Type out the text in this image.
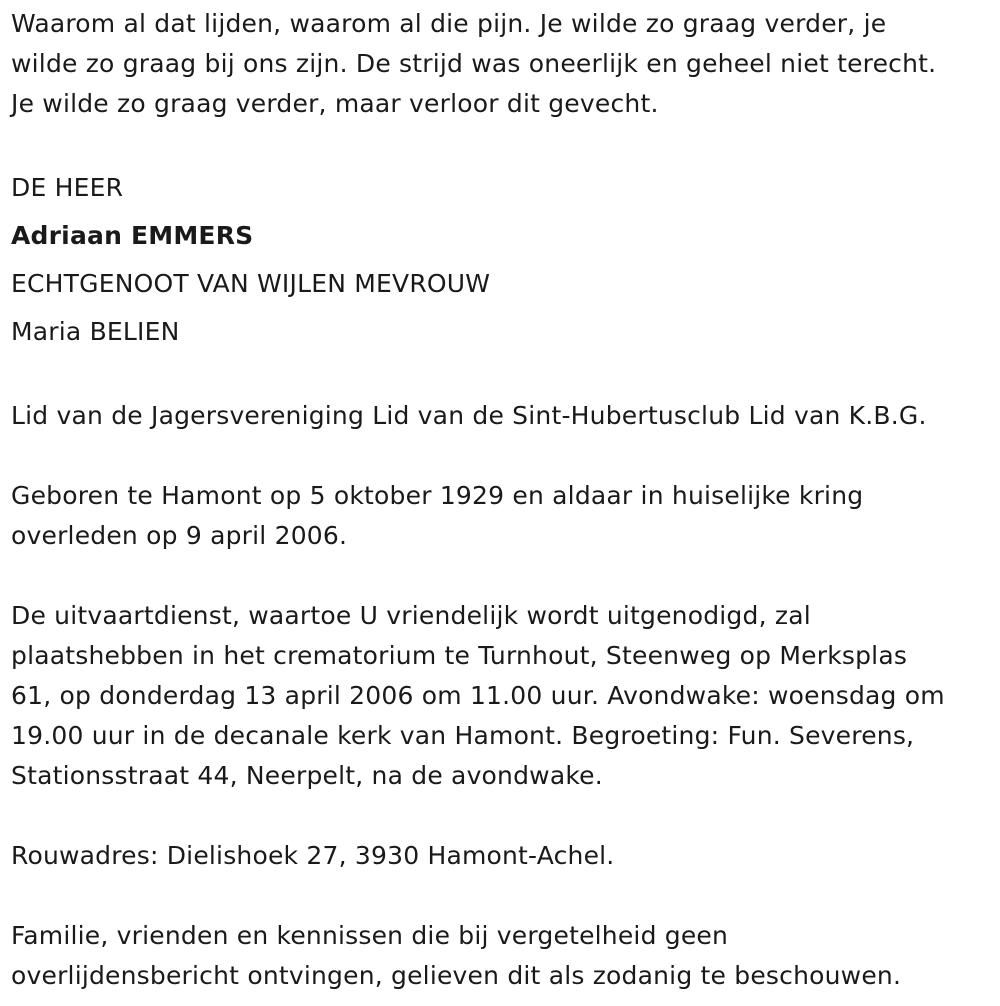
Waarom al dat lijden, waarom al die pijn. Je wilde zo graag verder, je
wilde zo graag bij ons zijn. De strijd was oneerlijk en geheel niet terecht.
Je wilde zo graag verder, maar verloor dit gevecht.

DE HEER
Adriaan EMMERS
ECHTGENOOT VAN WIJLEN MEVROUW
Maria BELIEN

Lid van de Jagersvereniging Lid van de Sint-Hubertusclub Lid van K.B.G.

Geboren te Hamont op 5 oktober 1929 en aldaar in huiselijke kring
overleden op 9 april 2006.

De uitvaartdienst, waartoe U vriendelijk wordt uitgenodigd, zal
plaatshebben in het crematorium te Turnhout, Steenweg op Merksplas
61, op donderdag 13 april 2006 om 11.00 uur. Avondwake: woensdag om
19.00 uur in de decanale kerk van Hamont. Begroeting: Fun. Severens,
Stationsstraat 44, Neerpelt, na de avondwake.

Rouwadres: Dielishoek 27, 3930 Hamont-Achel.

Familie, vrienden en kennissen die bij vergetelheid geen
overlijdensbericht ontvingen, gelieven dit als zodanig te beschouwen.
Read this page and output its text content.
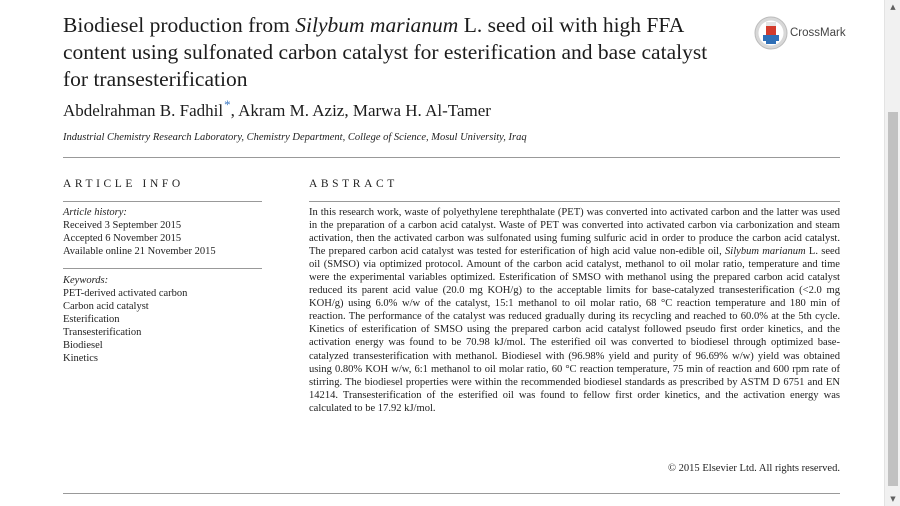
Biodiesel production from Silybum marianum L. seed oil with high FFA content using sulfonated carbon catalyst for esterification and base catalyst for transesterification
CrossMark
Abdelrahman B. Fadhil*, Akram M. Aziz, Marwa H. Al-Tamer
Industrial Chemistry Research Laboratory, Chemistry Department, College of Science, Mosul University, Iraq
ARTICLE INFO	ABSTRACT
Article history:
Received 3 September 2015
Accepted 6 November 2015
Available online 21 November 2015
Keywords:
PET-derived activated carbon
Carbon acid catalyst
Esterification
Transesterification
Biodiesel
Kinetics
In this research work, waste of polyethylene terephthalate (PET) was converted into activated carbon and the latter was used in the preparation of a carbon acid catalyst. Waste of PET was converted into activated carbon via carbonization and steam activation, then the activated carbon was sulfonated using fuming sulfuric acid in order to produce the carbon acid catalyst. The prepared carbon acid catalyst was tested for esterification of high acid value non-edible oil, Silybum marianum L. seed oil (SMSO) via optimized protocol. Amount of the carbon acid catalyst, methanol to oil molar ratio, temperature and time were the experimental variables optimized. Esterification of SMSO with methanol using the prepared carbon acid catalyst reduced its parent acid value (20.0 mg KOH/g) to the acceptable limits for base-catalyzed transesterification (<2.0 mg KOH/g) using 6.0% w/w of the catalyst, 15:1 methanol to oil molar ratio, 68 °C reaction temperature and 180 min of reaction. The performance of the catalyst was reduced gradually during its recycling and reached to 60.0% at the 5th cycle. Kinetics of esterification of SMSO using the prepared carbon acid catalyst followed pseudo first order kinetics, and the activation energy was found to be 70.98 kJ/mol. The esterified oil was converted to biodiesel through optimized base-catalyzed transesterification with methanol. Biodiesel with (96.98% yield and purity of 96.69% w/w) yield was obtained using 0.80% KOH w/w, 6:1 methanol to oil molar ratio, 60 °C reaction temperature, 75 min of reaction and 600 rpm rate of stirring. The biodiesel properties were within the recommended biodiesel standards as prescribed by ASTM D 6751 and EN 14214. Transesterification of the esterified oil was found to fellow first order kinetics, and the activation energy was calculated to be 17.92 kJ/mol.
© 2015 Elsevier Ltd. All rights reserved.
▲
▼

[OBJECTIVE]:
Restate the whole listing above exactly, please, omitting every image.

[PROBLEM SOLUTION]:
Type out the text in this image.
Waarom al dat lijden, waarom al die pijn. Je wilde zo graag verder, je
wilde zo graag bij ons zijn. De strijd was oneerlijk en geheel niet terecht.
Je wilde zo graag verder, maar verloor dit gevecht.

DE HEER
Adriaan EMMERS
ECHTGENOOT VAN WIJLEN MEVROUW
Maria BELIEN

Lid van de Jagersvereniging Lid van de Sint-Hubertusclub Lid van K.B.G.

Geboren te Hamont op 5 oktober 1929 en aldaar in huiselijke kring
overleden op 9 april 2006.

De uitvaartdienst, waartoe U vriendelijk wordt uitgenodigd, zal
plaatshebben in het crematorium te Turnhout, Steenweg op Merksplas
61, op donderdag 13 april 2006 om 11.00 uur. Avondwake: woensdag om
19.00 uur in de decanale kerk van Hamont. Begroeting: Fun. Severens,
Stationsstraat 44, Neerpelt, na de avondwake.

Rouwadres: Dielishoek 27, 3930 Hamont-Achel.

Familie, vrienden en kennissen die bij vergetelheid geen
overlijdensbericht ontvingen, gelieven dit als zodanig te beschouwen.
Read this page and output its text content.
Biodiesel production from Silybum marianum L. seed oil with high FFA content using sulfonated carbon catalyst for esterification and base catalyst for transesterification
CrossMark
Abdelrahman B. Fadhil*, Akram M. Aziz, Marwa H. Al-Tamer
Industrial Chemistry Research Laboratory, Chemistry Department, College of Science, Mosul University, Iraq
ARTICLE INFO	ABSTRACT
Article history:
Received 3 September 2015
Accepted 6 November 2015
Available online 21 November 2015
Keywords:
PET-derived activated carbon
Carbon acid catalyst
Esterification
Transesterification
Biodiesel
Kinetics
In this research work, waste of polyethylene terephthalate (PET) was converted into activated carbon and the latter was used in the preparation of a carbon acid catalyst. Waste of PET was converted into activated carbon via carbonization and steam activation, then the activated carbon was sulfonated using fuming sulfuric acid in order to produce the carbon acid catalyst. The prepared carbon acid catalyst was tested for esterification of high acid value non-edible oil, Silybum marianum L. seed oil (SMSO) via optimized protocol. Amount of the carbon acid catalyst, methanol to oil molar ratio, temperature and time were the experimental variables optimized. Esterification of SMSO with methanol using the prepared carbon acid catalyst reduced its parent acid value (20.0 mg KOH/g) to the acceptable limits for base-catalyzed transesterification (<2.0 mg KOH/g) using 6.0% w/w of the catalyst, 15:1 methanol to oil molar ratio, 68 °C reaction temperature and 180 min of reaction. The performance of the catalyst was reduced gradually during its recycling and reached to 60.0% at the 5th cycle. Kinetics of esterification of SMSO using the prepared carbon acid catalyst followed pseudo first order kinetics, and the activation energy was found to be 70.98 kJ/mol. The esterified oil was converted to biodiesel through optimized base-catalyzed transesterification with methanol. Biodiesel with (96.98% yield and purity of 96.69% w/w) yield was obtained using 0.80% KOH w/w, 6:1 methanol to oil molar ratio, 60 °C reaction temperature, 75 min of reaction and 600 rpm rate of stirring. The biodiesel properties were within the recommended biodiesel standards as prescribed by ASTM D 6751 and EN 14214. Transesterification of the esterified oil was found to fellow first order kinetics, and the activation energy was calculated to be 17.92 kJ/mol.
© 2015 Elsevier Ltd. All rights reserved.
▲
▼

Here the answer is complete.